Could you edit the records below so that every "y-tick-label" reads "y-tick-text", with nothing else changed?

## Start MATERIAL PROVIDED

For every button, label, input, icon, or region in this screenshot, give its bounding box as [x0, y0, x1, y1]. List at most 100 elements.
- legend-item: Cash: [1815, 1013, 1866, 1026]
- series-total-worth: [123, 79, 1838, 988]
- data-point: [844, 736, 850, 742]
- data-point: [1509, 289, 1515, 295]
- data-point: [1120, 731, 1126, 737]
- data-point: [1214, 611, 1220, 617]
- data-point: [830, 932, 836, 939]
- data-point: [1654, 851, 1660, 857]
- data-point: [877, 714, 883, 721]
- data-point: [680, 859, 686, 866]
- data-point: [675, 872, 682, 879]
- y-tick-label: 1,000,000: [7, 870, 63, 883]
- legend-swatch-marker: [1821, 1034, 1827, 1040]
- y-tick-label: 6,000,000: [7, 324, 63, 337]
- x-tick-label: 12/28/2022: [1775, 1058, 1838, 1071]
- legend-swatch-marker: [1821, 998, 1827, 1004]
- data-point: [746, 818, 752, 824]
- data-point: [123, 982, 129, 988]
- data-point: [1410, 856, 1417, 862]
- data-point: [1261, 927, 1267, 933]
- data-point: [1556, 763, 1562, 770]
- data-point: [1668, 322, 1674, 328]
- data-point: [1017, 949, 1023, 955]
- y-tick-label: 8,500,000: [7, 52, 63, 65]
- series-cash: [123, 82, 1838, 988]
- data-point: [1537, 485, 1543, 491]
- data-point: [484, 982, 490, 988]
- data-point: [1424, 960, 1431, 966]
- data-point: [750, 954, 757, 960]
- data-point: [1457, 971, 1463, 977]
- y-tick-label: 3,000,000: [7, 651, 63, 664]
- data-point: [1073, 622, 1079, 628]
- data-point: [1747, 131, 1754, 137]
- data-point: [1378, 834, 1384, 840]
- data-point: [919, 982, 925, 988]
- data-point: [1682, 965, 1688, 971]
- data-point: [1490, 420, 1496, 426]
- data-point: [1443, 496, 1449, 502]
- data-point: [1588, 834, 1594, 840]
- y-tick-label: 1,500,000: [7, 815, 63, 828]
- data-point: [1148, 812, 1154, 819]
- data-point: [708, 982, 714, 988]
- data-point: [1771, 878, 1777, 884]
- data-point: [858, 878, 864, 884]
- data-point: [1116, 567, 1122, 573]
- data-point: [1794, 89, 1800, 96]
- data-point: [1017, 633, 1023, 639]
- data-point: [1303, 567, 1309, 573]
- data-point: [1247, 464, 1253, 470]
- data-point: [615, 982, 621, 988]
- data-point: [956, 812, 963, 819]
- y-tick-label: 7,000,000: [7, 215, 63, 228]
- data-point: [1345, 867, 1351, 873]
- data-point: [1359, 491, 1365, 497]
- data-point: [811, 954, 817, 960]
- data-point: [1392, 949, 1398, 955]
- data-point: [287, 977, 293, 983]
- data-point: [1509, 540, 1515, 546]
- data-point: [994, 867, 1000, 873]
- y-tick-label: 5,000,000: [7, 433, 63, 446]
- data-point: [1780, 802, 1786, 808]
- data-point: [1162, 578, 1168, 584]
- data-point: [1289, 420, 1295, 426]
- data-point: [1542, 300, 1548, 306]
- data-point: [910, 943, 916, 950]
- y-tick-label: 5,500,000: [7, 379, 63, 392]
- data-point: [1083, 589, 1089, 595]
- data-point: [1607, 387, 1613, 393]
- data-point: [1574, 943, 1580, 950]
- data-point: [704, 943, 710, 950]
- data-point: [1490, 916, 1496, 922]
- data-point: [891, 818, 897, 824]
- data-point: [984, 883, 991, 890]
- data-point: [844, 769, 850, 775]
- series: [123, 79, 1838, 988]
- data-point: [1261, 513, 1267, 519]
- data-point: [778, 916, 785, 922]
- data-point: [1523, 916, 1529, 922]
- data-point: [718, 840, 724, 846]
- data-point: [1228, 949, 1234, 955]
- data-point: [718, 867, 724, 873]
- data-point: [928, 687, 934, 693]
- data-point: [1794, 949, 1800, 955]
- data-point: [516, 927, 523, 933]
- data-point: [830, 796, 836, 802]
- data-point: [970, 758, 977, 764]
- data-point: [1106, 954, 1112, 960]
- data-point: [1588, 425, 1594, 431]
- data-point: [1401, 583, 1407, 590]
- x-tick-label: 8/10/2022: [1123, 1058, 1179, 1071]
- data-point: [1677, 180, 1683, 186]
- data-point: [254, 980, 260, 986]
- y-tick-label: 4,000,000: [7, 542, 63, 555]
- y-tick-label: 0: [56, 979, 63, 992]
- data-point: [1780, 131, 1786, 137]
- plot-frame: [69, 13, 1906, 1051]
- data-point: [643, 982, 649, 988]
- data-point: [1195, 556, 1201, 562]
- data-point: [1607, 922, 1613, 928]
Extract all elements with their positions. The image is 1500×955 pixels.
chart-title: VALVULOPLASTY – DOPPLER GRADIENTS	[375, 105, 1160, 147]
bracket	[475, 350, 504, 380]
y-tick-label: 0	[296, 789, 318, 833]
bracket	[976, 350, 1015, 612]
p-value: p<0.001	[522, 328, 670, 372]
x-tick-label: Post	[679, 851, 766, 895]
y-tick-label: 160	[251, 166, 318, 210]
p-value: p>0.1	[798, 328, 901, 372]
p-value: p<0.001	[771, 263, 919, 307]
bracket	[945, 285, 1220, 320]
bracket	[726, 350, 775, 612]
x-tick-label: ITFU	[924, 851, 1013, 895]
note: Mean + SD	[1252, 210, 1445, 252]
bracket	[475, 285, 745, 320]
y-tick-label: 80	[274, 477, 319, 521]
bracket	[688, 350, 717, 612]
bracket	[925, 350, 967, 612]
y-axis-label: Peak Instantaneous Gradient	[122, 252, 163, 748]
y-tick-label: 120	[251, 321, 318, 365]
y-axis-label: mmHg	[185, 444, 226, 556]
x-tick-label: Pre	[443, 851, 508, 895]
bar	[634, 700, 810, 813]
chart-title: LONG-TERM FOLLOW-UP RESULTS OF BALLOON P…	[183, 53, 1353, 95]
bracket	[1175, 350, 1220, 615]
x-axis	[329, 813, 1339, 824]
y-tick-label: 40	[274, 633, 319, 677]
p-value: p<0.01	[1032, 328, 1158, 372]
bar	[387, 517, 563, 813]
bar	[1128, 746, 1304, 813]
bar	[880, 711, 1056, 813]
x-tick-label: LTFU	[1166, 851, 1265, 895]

## End MATERIAL PROVIDED

▸ RESPONSE TO THIS EXERCISE
For every button, label, input, icon, or region in this screenshot, give its bounding box as [x0, y0, x1, y1]. List at most 100 elements.
- legend-item: Cash: [1815, 1013, 1866, 1026]
- series-total-worth: [123, 79, 1838, 988]
- data-point: [844, 736, 850, 742]
- data-point: [1509, 289, 1515, 295]
- data-point: [1120, 731, 1126, 737]
- data-point: [1214, 611, 1220, 617]
- data-point: [830, 932, 836, 939]
- data-point: [1654, 851, 1660, 857]
- data-point: [877, 714, 883, 721]
- data-point: [680, 859, 686, 866]
- data-point: [675, 872, 682, 879]
- y-tick-text: 1,000,000: [7, 870, 63, 883]
- legend-swatch-marker: [1821, 1034, 1827, 1040]
- y-tick-text: 6,000,000: [7, 324, 63, 337]
- x-tick-label: 12/28/2022: [1775, 1058, 1838, 1071]
- legend-swatch-marker: [1821, 998, 1827, 1004]
- data-point: [746, 818, 752, 824]
- data-point: [123, 982, 129, 988]
- data-point: [1410, 856, 1417, 862]
- data-point: [1261, 927, 1267, 933]
- data-point: [1556, 763, 1562, 770]
- data-point: [1668, 322, 1674, 328]
- data-point: [1017, 949, 1023, 955]
- y-tick-text: 8,500,000: [7, 52, 63, 65]
- series-cash: [123, 82, 1838, 988]
- data-point: [1537, 485, 1543, 491]
- data-point: [484, 982, 490, 988]
- data-point: [1424, 960, 1431, 966]
- data-point: [750, 954, 757, 960]
- data-point: [1457, 971, 1463, 977]
- y-tick-text: 3,000,000: [7, 651, 63, 664]
- data-point: [1073, 622, 1079, 628]
- data-point: [1747, 131, 1754, 137]
- data-point: [1378, 834, 1384, 840]
- data-point: [919, 982, 925, 988]
- data-point: [1682, 965, 1688, 971]
- data-point: [1490, 420, 1496, 426]
- data-point: [1443, 496, 1449, 502]
- data-point: [1588, 834, 1594, 840]
- y-tick-text: 1,500,000: [7, 815, 63, 828]
- data-point: [1148, 812, 1154, 819]
- data-point: [708, 982, 714, 988]
- data-point: [1771, 878, 1777, 884]
- data-point: [858, 878, 864, 884]
- data-point: [1116, 567, 1122, 573]
- data-point: [1794, 89, 1800, 96]
- data-point: [1017, 633, 1023, 639]
- data-point: [1303, 567, 1309, 573]
- data-point: [1247, 464, 1253, 470]
- data-point: [615, 982, 621, 988]
- data-point: [956, 812, 963, 819]
- y-tick-text: 7,000,000: [7, 215, 63, 228]
- data-point: [1345, 867, 1351, 873]
- data-point: [1359, 491, 1365, 497]
- data-point: [811, 954, 817, 960]
- data-point: [1392, 949, 1398, 955]
- data-point: [287, 977, 293, 983]
- data-point: [1509, 540, 1515, 546]
- data-point: [994, 867, 1000, 873]
- y-tick-text: 5,000,000: [7, 433, 63, 446]
- data-point: [1780, 802, 1786, 808]
- data-point: [1162, 578, 1168, 584]
- data-point: [1289, 420, 1295, 426]
- data-point: [1542, 300, 1548, 306]
- data-point: [910, 943, 916, 950]
- y-tick-text: 5,500,000: [7, 379, 63, 392]
- data-point: [1083, 589, 1089, 595]
- data-point: [1607, 387, 1613, 393]
- data-point: [1574, 943, 1580, 950]
- data-point: [704, 943, 710, 950]
- data-point: [1490, 916, 1496, 922]
- data-point: [891, 818, 897, 824]
- data-point: [984, 883, 991, 890]
- data-point: [844, 769, 850, 775]
- series: [123, 79, 1838, 988]
- data-point: [1261, 513, 1267, 519]
- data-point: [778, 916, 785, 922]
- data-point: [1523, 916, 1529, 922]
- data-point: [718, 840, 724, 846]
- data-point: [1228, 949, 1234, 955]
- data-point: [718, 867, 724, 873]
- data-point: [928, 687, 934, 693]
- data-point: [1794, 949, 1800, 955]
- data-point: [516, 927, 523, 933]
- data-point: [830, 796, 836, 802]
- data-point: [970, 758, 977, 764]
- data-point: [1106, 954, 1112, 960]
- data-point: [1588, 425, 1594, 431]
- data-point: [1401, 583, 1407, 590]
- x-tick-label: 8/10/2022: [1123, 1058, 1179, 1071]
- data-point: [1677, 180, 1683, 186]
- data-point: [254, 980, 260, 986]
- y-tick-text: 4,000,000: [7, 542, 63, 555]
- y-tick-text: 0: [56, 979, 63, 992]
- data-point: [1780, 131, 1786, 137]
- plot-frame: [69, 13, 1906, 1051]
- data-point: [643, 982, 649, 988]
- data-point: [1195, 556, 1201, 562]
- data-point: [1607, 922, 1613, 928]
Extract all elements with their positions. The image is 1500×955 pixels.
chart-title: VALVULOPLASTY – DOPPLER GRADIENTS	[375, 105, 1160, 147]
bracket	[475, 350, 504, 380]
y-tick-text: 0	[296, 789, 318, 833]
bracket	[976, 350, 1015, 612]
p-value: p<0.001	[522, 328, 670, 372]
x-tick-label: Post	[679, 851, 766, 895]
y-tick-text: 160	[251, 166, 318, 210]
p-value: p>0.1	[798, 328, 901, 372]
p-value: p<0.001	[771, 263, 919, 307]
bracket	[945, 285, 1220, 320]
bracket	[726, 350, 775, 612]
x-tick-label: ITFU	[924, 851, 1013, 895]
note: Mean + SD	[1252, 210, 1445, 252]
bracket	[475, 285, 745, 320]
y-tick-text: 80	[274, 477, 319, 521]
bracket	[688, 350, 717, 612]
bracket	[925, 350, 967, 612]
y-axis-label: Peak Instantaneous Gradient	[122, 252, 163, 748]
y-tick-text: 120	[251, 321, 318, 365]
y-axis-label: mmHg	[185, 444, 226, 556]
x-tick-label: Pre	[443, 851, 508, 895]
bar	[634, 700, 810, 813]
chart-title: LONG-TERM FOLLOW-UP RESULTS OF BALLOON P…	[183, 53, 1353, 95]
bracket	[1175, 350, 1220, 615]
x-axis	[329, 813, 1339, 824]
y-tick-text: 40	[274, 633, 319, 677]
p-value: p<0.01	[1032, 328, 1158, 372]
bar	[387, 517, 563, 813]
bar	[1128, 746, 1304, 813]
bar	[880, 711, 1056, 813]
x-tick-label: LTFU	[1166, 851, 1265, 895]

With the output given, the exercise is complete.